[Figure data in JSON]
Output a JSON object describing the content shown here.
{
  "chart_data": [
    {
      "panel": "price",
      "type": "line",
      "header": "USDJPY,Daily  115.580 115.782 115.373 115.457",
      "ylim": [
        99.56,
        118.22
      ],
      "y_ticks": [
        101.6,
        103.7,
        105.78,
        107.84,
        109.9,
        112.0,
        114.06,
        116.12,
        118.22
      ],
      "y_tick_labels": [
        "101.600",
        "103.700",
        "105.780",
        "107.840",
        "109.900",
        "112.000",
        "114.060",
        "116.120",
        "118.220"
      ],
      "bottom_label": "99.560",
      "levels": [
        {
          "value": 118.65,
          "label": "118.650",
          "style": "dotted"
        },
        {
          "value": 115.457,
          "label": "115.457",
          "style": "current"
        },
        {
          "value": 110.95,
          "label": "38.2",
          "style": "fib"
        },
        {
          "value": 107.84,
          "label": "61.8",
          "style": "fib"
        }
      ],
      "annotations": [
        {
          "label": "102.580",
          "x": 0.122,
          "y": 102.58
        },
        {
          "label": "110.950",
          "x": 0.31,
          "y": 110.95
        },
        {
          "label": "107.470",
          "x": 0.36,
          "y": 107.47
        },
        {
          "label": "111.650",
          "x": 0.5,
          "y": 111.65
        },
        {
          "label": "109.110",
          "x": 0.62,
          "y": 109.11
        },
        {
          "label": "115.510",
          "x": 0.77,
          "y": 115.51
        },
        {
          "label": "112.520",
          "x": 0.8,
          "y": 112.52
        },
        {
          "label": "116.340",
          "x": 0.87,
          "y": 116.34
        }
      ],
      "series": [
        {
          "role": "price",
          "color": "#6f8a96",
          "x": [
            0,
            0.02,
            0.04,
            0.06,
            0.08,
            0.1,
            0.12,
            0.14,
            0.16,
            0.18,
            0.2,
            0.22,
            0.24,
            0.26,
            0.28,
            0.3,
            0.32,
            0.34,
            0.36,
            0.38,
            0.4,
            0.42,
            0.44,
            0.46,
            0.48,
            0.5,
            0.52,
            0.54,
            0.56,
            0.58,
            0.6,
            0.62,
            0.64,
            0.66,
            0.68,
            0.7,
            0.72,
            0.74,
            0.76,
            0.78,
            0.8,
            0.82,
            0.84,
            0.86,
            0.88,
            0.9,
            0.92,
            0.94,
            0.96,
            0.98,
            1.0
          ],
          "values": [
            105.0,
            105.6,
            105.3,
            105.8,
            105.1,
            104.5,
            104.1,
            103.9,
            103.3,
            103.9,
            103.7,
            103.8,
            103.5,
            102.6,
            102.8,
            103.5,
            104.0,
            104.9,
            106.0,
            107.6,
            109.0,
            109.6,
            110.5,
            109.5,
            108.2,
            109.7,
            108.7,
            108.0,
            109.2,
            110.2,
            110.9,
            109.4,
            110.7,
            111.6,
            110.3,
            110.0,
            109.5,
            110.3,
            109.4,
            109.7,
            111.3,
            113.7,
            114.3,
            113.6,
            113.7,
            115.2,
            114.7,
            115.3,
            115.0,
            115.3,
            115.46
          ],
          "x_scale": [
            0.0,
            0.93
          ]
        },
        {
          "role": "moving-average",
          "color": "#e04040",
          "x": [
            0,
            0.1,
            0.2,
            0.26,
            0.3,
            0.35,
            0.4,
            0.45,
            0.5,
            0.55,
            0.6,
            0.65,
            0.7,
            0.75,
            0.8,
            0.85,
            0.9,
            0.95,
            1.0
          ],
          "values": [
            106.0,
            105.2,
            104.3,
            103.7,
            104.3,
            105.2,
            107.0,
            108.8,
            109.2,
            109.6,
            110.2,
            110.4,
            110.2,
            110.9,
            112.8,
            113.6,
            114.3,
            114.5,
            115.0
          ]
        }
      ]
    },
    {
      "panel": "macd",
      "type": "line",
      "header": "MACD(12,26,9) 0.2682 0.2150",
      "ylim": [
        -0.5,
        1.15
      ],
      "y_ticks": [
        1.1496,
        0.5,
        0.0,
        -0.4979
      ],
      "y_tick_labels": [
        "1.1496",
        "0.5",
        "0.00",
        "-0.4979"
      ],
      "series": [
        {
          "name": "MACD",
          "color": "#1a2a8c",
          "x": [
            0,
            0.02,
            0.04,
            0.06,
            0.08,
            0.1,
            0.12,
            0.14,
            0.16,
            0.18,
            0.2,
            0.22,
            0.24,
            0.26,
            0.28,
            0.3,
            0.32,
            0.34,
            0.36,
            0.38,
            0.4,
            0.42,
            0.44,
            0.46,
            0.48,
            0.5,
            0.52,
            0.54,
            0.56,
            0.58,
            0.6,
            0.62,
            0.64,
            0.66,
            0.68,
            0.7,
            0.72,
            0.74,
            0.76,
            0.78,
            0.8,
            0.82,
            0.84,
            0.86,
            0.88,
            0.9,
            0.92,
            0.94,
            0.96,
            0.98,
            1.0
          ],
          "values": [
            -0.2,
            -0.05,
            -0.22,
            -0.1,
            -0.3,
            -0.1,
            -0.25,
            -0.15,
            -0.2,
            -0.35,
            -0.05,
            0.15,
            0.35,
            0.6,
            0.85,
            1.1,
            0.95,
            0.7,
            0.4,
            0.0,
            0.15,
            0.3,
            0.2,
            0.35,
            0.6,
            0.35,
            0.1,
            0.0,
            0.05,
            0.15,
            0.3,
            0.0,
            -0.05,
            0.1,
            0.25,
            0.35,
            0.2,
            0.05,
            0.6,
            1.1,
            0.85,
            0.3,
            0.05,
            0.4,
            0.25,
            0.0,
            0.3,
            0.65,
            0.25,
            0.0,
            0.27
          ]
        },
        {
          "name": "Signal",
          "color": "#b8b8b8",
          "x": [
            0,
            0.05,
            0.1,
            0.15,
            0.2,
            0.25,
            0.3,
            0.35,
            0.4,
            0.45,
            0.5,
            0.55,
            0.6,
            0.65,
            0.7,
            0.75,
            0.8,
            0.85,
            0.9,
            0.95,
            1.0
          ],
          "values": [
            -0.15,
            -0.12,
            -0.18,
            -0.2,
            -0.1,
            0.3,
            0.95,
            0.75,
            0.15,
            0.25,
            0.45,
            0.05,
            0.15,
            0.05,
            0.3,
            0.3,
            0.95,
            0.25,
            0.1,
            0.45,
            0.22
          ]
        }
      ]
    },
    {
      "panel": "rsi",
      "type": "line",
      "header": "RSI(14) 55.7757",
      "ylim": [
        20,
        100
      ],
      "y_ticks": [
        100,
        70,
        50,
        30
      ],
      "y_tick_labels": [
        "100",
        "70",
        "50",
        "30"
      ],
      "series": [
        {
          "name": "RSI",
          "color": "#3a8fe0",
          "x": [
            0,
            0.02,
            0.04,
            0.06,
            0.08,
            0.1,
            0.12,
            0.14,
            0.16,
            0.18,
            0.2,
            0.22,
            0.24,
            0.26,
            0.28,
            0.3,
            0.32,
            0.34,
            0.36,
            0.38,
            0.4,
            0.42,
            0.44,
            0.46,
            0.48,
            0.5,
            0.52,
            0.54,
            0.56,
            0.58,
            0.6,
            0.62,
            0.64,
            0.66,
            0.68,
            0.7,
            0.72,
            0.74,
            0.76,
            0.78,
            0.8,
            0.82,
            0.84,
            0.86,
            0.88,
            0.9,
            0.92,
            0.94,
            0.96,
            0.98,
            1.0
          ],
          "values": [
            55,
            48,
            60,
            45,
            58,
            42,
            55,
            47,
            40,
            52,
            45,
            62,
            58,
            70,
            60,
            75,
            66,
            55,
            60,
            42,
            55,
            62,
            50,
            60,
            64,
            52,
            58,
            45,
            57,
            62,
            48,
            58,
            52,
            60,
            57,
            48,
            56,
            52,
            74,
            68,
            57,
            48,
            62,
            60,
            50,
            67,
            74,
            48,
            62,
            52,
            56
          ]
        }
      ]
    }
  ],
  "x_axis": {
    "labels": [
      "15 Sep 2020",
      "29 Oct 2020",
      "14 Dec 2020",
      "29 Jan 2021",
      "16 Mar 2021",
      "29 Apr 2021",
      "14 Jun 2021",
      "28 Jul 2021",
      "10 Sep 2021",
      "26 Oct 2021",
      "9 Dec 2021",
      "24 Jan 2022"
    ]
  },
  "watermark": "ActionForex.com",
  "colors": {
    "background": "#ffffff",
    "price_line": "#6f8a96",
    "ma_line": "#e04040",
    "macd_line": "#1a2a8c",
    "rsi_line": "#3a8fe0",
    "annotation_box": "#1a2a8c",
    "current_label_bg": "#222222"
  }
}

YOUR OBJECTIVE
Copy every line of the records above that holds the word "style".

ANSWER TO THIS PROBLEM
          "style": "dotted"
          "style": "current"
          "style": "fib"
          "style": "fib"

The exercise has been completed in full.